### Stated goal
Transcribe every line, keeping it exact.

### Data extract
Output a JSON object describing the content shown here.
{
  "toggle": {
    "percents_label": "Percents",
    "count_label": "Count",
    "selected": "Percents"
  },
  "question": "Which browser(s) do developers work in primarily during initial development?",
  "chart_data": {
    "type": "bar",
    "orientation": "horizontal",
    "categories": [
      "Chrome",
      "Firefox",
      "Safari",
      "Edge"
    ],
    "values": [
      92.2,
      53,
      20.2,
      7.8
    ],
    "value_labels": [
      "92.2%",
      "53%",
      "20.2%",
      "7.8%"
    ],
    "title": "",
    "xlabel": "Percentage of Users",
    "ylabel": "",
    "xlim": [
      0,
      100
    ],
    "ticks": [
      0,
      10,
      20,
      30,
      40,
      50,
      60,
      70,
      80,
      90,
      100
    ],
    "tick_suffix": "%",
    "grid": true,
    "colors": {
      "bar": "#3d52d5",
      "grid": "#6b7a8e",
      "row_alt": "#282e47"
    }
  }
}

### Correct response
Output a JSON object describing the content shown here.
{
  "toggle": {
    "percents_label": "Percents",
    "count_label": "Count",
    "selected": "Percents"
  },
  "question": "Which browser(s) do developers work in primarily during initial development?",
  "chart_data": {
    "type": "bar",
    "orientation": "horizontal",
    "categories": [
      "Chrome",
      "Firefox",
      "Safari",
      "Edge"
    ],
    "values": [
      92.2,
      53,
      20.2,
      7.8
    ],
    "value_labels": [
      "92.2%",
      "53%",
      "20.2%",
      "7.8%"
    ],
    "title": "",
    "xlabel": "Percentage of Users",
    "ylabel": "",
    "xlim": [
      0,
      100
    ],
    "ticks": [
      0,
      10,
      20,
      30,
      40,
      50,
      60,
      70,
      80,
      90,
      100
    ],
    "tick_suffix": "%",
    "grid": true,
    "colors": {
      "bar": "#3d52d5",
      "grid": "#6b7a8e",
      "row_alt": "#282e47"
    }
  }
}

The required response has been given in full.